**RECORD LIST**
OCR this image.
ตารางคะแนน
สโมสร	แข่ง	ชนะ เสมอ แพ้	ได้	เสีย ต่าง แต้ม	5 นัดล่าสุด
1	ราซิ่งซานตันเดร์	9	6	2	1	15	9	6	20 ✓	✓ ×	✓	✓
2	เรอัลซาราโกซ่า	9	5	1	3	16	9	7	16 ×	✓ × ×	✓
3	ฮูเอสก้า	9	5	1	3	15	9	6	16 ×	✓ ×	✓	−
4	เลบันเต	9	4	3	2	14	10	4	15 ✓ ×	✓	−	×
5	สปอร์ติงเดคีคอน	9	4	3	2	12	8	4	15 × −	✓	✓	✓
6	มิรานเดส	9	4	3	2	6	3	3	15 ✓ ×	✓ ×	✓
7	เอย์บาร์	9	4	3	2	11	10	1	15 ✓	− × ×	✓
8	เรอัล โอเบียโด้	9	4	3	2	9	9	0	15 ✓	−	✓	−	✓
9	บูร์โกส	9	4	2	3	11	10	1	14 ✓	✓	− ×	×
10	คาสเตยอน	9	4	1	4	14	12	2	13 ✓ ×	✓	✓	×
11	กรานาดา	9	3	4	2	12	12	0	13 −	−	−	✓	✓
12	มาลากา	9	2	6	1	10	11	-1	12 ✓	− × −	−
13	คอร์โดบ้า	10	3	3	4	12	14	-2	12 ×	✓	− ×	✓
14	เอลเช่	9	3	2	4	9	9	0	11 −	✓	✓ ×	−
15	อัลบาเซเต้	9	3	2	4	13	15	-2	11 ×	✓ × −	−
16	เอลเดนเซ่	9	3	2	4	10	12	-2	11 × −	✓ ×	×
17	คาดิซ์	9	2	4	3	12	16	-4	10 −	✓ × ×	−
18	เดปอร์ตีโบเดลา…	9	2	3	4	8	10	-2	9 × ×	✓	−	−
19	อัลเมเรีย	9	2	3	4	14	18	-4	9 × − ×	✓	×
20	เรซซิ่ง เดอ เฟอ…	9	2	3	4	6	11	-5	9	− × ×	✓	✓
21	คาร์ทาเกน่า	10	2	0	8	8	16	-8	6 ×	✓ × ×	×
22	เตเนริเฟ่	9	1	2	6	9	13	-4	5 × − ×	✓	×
...
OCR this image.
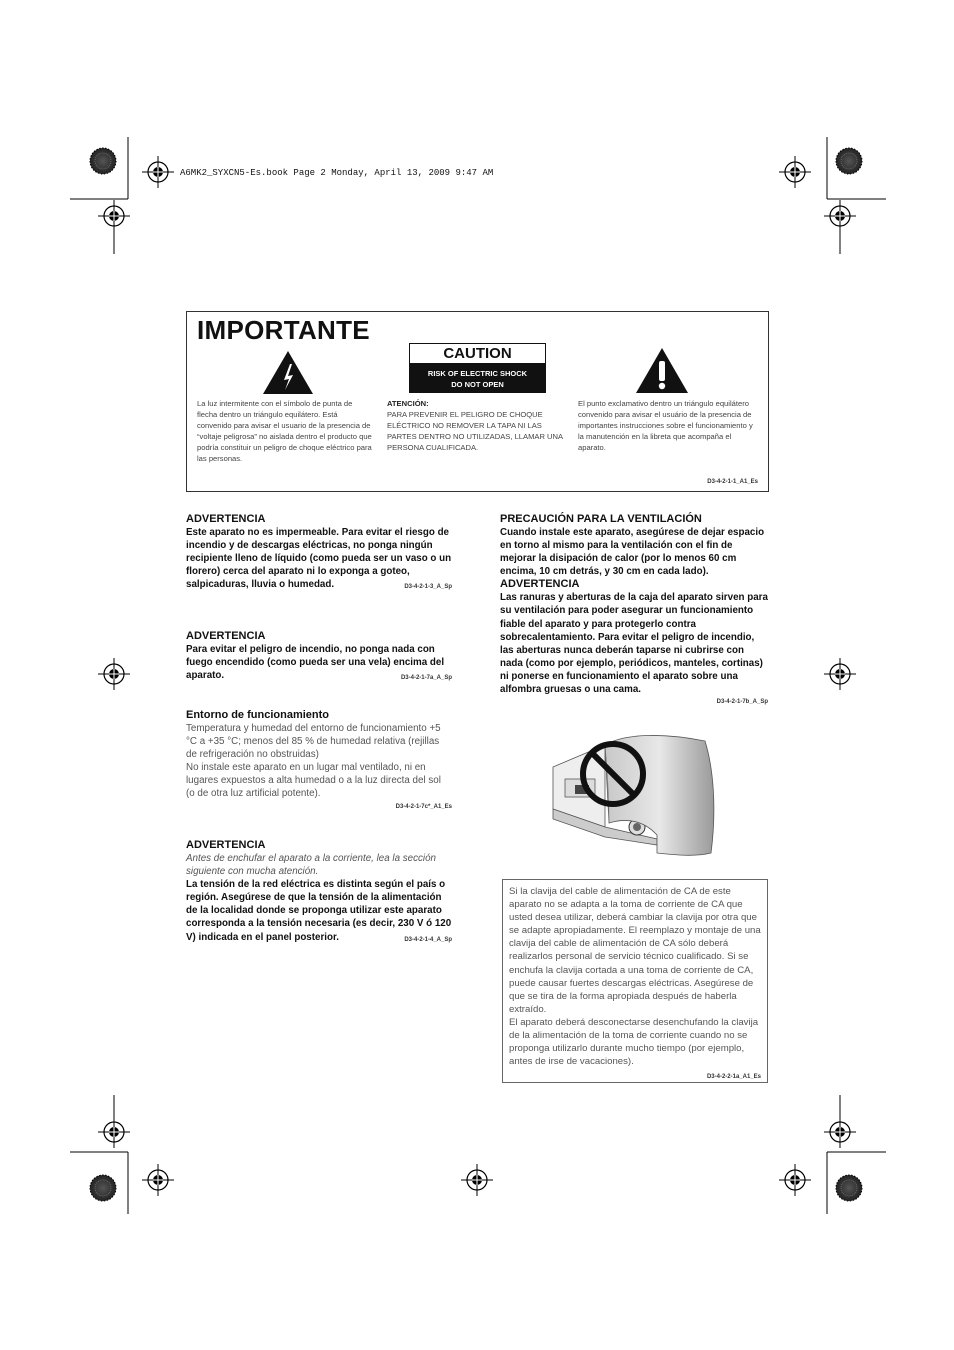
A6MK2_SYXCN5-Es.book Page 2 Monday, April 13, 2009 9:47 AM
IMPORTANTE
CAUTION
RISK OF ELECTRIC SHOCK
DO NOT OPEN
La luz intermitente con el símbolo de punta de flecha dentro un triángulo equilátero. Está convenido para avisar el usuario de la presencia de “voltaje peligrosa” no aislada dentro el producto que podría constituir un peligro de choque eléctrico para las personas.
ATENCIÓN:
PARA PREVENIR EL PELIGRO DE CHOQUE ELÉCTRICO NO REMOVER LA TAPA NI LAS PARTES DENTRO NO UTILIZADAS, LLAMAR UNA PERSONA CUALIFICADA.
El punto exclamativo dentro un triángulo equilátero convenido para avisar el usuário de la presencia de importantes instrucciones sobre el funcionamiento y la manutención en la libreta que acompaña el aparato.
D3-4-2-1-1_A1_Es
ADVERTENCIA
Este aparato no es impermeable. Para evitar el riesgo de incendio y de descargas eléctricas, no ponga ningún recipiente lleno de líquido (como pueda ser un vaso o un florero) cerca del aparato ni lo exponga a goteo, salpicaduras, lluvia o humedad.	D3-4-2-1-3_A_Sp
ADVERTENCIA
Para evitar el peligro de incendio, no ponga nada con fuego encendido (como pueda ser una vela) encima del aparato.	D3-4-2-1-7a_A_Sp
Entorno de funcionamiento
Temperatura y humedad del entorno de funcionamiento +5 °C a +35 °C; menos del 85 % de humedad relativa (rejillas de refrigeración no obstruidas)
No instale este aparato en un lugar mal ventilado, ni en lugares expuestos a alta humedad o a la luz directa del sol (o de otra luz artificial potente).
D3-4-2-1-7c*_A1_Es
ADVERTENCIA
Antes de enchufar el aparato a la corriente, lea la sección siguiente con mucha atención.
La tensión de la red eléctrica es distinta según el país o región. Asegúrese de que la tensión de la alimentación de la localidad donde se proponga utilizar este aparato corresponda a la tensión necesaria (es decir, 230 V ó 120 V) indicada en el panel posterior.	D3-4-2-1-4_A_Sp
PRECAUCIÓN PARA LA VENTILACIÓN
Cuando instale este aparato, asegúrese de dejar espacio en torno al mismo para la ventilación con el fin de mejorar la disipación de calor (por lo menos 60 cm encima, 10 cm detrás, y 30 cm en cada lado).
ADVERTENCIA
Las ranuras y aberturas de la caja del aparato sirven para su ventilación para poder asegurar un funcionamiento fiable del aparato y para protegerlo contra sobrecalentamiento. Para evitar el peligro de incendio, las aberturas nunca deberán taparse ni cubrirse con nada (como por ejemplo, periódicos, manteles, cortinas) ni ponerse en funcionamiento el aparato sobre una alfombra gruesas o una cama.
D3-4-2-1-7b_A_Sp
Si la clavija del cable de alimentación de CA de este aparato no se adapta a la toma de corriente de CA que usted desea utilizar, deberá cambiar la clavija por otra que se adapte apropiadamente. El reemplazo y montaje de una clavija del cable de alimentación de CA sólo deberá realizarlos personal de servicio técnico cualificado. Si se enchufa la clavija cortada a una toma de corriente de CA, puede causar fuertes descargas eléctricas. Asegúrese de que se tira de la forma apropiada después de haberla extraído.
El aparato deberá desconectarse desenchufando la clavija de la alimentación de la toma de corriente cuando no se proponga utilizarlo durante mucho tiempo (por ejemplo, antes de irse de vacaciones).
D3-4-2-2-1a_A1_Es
* * *
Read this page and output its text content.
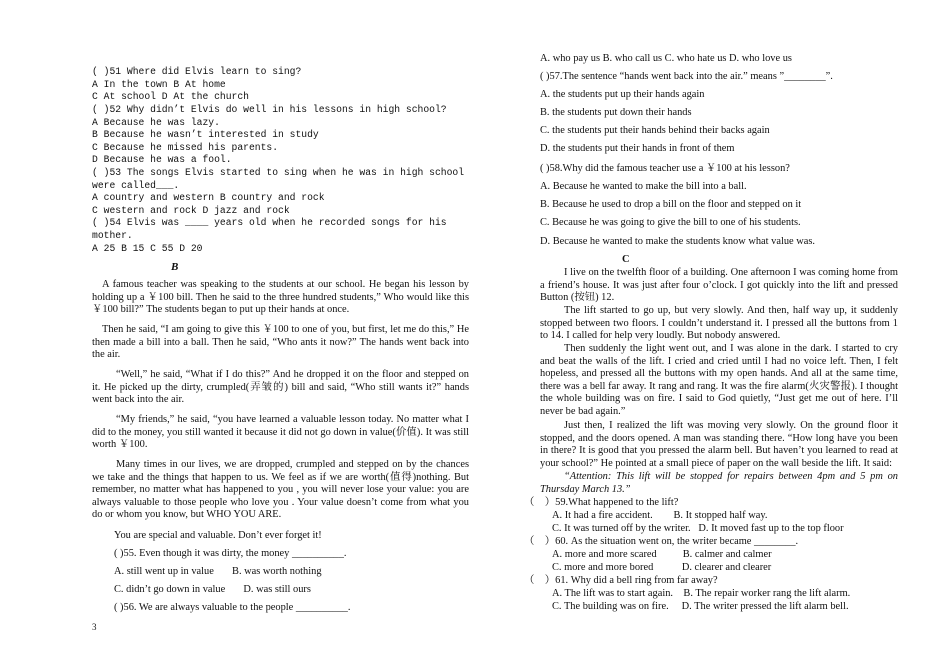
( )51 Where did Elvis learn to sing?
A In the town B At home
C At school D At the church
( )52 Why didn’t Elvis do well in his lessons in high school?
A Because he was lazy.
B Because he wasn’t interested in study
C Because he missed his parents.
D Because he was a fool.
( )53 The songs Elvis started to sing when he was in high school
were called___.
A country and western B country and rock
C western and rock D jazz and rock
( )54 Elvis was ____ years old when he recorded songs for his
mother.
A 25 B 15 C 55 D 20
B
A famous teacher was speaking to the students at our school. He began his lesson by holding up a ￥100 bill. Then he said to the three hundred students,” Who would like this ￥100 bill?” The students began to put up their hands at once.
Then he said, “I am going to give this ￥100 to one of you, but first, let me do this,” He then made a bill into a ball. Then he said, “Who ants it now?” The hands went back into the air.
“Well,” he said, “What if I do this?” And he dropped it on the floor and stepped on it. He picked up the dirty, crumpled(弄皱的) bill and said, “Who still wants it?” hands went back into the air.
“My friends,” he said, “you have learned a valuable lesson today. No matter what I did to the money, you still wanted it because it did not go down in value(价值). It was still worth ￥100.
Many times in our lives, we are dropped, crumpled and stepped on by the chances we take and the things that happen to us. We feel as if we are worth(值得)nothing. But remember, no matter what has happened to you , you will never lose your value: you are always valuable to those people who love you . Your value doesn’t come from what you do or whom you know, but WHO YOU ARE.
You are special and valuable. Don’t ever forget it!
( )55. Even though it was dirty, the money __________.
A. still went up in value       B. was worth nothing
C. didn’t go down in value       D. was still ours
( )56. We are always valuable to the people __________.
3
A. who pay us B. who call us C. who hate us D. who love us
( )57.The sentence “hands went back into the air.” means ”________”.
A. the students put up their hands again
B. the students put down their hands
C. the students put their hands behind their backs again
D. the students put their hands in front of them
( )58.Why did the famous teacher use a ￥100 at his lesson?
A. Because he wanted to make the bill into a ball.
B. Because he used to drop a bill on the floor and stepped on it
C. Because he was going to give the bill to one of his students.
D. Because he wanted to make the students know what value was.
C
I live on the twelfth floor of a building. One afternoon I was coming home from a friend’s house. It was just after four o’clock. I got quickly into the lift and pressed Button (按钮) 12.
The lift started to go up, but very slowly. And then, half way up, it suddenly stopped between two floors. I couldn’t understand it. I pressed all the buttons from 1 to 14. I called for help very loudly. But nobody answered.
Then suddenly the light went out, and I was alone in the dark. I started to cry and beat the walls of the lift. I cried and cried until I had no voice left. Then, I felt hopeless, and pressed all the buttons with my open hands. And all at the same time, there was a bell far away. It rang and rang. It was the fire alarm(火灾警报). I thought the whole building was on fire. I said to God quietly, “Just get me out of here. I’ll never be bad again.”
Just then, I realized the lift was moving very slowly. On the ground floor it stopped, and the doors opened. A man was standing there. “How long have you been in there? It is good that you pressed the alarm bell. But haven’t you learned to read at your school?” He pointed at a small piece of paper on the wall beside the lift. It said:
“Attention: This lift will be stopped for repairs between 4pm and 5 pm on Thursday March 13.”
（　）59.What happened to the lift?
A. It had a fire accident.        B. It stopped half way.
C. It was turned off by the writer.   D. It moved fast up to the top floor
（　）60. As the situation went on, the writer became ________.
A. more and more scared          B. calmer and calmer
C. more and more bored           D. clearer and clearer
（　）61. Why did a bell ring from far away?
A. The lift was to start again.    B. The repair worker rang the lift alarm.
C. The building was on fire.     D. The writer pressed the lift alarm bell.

**TASK BRIEF**
Each line containing "proponga" counts once; state the total number of such lines and nothing else.

**ANSWER TO THIS PROBLEM**
2